## [Exercise directions]
Find each line holding the word "this" and give the total alone.

## [Extracted records]
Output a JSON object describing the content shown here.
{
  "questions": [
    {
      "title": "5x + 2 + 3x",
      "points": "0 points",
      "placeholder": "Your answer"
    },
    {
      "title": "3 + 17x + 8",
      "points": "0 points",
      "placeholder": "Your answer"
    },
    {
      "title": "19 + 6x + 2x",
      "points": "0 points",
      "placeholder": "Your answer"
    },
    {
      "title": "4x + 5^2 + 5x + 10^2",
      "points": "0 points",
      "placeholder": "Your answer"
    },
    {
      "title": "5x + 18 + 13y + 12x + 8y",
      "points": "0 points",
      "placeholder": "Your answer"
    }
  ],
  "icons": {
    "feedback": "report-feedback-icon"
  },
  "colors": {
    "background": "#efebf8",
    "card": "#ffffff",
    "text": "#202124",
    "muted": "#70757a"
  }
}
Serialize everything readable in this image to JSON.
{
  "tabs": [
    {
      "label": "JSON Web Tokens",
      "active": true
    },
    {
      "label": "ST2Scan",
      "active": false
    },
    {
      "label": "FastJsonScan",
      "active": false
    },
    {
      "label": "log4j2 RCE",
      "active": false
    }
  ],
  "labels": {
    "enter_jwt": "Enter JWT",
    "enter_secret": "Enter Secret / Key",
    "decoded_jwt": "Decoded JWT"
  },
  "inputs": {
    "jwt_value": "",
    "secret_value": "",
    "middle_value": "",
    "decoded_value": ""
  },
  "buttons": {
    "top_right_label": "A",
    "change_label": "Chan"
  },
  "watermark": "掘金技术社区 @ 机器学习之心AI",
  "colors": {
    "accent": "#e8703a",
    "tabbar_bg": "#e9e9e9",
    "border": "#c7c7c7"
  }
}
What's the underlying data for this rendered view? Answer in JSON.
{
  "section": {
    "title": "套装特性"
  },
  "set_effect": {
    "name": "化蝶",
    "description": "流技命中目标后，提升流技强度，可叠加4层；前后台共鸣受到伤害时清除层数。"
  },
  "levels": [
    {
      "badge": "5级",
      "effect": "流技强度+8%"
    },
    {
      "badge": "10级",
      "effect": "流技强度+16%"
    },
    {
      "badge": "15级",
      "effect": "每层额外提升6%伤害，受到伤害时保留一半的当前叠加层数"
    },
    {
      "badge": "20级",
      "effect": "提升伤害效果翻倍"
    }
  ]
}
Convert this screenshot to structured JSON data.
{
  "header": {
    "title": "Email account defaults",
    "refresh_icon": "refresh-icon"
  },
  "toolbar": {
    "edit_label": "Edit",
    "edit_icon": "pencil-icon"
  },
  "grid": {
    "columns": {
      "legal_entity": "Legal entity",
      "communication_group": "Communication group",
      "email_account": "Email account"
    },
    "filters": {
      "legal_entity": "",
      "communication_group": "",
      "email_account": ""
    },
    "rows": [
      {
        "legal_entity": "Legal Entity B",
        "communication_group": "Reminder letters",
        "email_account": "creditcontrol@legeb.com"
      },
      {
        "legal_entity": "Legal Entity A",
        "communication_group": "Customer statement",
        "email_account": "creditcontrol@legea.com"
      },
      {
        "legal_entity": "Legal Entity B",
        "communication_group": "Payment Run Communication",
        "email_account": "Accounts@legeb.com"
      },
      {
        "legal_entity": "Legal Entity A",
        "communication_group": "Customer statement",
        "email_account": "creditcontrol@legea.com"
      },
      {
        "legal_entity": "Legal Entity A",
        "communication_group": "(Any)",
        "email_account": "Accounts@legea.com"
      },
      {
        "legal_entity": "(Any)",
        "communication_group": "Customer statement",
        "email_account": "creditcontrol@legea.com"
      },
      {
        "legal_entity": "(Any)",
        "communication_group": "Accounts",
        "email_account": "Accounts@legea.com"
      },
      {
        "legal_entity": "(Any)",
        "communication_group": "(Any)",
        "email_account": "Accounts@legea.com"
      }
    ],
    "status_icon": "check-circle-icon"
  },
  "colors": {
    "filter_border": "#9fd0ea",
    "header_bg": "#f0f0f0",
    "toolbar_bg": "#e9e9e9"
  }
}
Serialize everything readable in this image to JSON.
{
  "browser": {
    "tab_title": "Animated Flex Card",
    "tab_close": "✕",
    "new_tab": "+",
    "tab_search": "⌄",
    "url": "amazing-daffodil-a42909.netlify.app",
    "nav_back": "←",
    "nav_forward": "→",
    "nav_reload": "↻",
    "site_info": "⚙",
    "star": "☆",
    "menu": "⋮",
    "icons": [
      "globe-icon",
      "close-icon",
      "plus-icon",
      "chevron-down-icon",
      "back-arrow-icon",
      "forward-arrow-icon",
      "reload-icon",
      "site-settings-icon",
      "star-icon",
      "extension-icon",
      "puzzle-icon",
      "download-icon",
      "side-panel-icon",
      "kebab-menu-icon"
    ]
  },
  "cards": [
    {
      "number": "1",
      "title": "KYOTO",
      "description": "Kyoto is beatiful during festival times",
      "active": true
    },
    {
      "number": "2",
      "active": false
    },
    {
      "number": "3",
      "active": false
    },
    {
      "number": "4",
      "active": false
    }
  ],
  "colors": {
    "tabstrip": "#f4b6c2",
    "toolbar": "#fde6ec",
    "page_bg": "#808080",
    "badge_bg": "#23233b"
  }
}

## [Output of the task]
4